Objective >>
Return the full material exactly.

Records to process >>
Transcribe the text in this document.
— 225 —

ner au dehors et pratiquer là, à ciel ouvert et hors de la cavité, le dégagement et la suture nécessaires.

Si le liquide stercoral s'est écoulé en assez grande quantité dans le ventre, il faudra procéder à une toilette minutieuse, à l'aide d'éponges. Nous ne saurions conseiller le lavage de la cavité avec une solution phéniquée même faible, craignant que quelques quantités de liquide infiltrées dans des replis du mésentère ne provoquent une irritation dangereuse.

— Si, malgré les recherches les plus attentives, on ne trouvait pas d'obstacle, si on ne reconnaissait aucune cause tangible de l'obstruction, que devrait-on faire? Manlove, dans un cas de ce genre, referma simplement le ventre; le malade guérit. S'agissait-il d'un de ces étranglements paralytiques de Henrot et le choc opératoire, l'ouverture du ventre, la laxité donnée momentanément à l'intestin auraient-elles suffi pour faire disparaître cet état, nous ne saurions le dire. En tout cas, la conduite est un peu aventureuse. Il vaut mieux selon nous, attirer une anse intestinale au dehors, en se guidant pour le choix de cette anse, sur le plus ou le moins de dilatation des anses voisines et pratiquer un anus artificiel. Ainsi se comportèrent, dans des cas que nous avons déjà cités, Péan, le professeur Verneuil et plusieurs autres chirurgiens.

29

Response >>
Transcribe the text in this document.
— 225 —

ner au dehors et pratiquer là, à ciel ouvert et hors de la cavité, le dégagement et la suture nécessaires.

Si le liquide stercoral s'est écoulé en assez grande quantité dans le ventre, il faudra procéder à une toilette minutieuse, à l'aide d'éponges. Nous ne saurions conseiller le lavage de la cavité avec une solution phéniquée même faible, craignant que quelques quantités de liquide infiltrées dans des replis du mésentère ne provoquent une irritation dangereuse.

— Si, malgré les recherches les plus attentives, on ne trouvait pas d'obstacle, si on ne reconnaissait aucune cause tangible de l'obstruction, que devrait-on faire? Manlove, dans un cas de ce genre, referma simplement le ventre; le malade guérit. S'agissait-il d'un de ces étranglements paralytiques de Henrot et le choc opératoire, l'ouverture du ventre, la laxité donnée momentanément à l'intestin auraient-elles suffi pour faire disparaître cet état, nous ne saurions le dire. En tout cas, la conduite est un peu aventureuse. Il vaut mieux selon nous, attirer une anse intestinale au dehors, en se guidant pour le choix de cette anse, sur le plus ou le moins de dilatation des anses voisines et pratiquer un anus artificiel. Ainsi se comportèrent, dans des cas que nous avons déjà cités, Péan, le professeur Verneuil et plusieurs autres chirurgiens.

29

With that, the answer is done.